Only a number is wanted: how many lines in the listing contain the word "Write"?
>>>>
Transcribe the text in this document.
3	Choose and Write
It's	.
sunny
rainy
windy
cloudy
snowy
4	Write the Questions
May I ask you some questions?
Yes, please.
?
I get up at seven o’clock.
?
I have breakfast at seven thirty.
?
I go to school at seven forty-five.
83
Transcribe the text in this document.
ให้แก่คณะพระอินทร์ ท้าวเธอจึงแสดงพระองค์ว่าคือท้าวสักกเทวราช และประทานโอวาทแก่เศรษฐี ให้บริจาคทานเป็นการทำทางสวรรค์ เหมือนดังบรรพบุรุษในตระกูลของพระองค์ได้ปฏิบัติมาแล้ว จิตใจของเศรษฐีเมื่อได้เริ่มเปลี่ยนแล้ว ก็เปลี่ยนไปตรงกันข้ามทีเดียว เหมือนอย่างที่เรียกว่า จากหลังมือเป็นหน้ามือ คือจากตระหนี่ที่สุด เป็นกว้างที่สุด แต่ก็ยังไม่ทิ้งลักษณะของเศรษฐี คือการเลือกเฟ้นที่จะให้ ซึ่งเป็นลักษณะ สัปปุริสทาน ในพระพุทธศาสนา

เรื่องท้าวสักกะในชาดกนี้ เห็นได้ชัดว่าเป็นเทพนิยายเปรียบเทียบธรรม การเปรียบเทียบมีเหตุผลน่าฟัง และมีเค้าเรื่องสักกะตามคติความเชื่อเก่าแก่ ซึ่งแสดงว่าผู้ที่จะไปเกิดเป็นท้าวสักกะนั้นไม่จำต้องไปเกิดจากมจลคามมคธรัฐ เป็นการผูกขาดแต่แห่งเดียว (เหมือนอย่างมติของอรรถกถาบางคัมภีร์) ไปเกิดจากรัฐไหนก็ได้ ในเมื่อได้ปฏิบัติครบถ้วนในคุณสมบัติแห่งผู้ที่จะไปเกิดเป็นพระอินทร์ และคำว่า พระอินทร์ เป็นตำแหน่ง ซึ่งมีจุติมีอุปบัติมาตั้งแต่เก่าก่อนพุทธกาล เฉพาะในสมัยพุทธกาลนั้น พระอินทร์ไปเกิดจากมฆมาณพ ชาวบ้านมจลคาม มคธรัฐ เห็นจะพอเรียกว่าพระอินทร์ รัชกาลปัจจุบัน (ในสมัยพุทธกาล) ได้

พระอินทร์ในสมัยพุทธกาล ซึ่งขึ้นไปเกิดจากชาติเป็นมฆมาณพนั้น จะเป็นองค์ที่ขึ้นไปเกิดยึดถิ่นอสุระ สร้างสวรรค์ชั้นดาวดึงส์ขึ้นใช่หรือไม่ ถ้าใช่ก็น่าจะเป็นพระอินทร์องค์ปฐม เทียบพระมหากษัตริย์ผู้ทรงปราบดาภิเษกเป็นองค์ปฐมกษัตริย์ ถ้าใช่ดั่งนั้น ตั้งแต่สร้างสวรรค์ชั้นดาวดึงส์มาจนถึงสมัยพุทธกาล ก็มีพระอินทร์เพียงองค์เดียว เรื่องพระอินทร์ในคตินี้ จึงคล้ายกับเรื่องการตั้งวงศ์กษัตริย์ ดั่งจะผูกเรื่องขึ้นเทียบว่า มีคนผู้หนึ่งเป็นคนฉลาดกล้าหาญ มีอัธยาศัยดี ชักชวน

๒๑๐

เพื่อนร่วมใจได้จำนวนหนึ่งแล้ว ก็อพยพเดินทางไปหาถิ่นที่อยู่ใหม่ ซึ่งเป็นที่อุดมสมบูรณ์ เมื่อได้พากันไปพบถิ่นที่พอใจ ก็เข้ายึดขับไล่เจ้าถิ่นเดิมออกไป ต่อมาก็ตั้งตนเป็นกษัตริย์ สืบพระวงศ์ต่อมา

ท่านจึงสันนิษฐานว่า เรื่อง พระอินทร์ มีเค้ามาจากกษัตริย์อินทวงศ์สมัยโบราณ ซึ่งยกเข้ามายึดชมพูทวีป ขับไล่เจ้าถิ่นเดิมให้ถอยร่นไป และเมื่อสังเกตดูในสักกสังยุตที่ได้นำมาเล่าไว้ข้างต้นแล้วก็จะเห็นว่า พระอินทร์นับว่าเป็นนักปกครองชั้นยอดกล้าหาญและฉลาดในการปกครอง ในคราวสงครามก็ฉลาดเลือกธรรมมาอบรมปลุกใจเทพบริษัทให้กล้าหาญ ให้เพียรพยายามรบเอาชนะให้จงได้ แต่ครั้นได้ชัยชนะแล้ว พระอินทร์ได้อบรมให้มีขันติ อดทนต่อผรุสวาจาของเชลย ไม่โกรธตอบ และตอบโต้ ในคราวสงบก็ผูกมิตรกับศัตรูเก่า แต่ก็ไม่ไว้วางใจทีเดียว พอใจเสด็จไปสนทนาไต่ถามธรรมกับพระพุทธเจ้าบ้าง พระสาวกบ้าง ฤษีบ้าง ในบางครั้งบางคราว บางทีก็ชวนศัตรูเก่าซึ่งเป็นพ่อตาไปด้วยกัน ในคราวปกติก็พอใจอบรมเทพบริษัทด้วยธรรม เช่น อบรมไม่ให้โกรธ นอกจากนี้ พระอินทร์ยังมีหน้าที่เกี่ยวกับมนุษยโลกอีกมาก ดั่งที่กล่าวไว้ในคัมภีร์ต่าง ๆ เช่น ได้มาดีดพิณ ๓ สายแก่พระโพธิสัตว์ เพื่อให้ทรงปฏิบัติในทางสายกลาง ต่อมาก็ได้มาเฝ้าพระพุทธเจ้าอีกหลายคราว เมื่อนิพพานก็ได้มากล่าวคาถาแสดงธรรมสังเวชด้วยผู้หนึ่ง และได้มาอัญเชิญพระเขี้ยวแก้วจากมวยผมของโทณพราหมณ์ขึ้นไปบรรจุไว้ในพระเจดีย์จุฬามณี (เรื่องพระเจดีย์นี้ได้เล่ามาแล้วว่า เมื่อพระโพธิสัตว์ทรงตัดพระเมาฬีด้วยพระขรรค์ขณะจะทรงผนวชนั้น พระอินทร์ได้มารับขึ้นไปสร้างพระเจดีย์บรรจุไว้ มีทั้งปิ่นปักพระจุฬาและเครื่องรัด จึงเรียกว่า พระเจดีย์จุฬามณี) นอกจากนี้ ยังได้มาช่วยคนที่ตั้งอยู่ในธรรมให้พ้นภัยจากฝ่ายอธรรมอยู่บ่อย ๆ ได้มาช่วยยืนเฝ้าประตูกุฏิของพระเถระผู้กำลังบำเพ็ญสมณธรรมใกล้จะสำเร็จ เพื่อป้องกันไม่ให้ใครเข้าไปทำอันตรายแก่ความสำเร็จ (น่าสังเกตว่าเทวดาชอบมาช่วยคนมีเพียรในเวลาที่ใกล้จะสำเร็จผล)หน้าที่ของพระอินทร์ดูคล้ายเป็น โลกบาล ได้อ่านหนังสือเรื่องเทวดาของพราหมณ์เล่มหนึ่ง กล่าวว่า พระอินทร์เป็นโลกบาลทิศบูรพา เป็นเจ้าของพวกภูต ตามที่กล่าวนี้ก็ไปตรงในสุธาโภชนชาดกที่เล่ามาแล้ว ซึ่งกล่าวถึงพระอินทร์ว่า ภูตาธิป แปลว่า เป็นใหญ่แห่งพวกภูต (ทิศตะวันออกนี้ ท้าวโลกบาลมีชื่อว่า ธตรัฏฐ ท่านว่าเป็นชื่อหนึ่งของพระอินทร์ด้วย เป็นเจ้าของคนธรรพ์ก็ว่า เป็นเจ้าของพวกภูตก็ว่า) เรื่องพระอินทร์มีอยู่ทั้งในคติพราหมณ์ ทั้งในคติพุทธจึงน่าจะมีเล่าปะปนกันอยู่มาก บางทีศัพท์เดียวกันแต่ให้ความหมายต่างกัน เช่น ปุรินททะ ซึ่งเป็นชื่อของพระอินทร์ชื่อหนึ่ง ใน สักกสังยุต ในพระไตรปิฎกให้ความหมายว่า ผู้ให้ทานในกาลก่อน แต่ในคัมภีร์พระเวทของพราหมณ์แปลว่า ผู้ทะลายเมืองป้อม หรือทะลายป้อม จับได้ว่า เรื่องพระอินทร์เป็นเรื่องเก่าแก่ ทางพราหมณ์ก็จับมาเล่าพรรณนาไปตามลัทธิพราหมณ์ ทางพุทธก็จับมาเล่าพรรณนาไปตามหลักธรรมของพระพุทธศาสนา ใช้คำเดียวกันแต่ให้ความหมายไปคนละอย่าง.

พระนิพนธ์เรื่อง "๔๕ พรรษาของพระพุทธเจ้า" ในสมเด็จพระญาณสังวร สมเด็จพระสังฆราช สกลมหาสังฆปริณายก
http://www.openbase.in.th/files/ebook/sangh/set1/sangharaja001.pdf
<<<<
> _Task response_: 2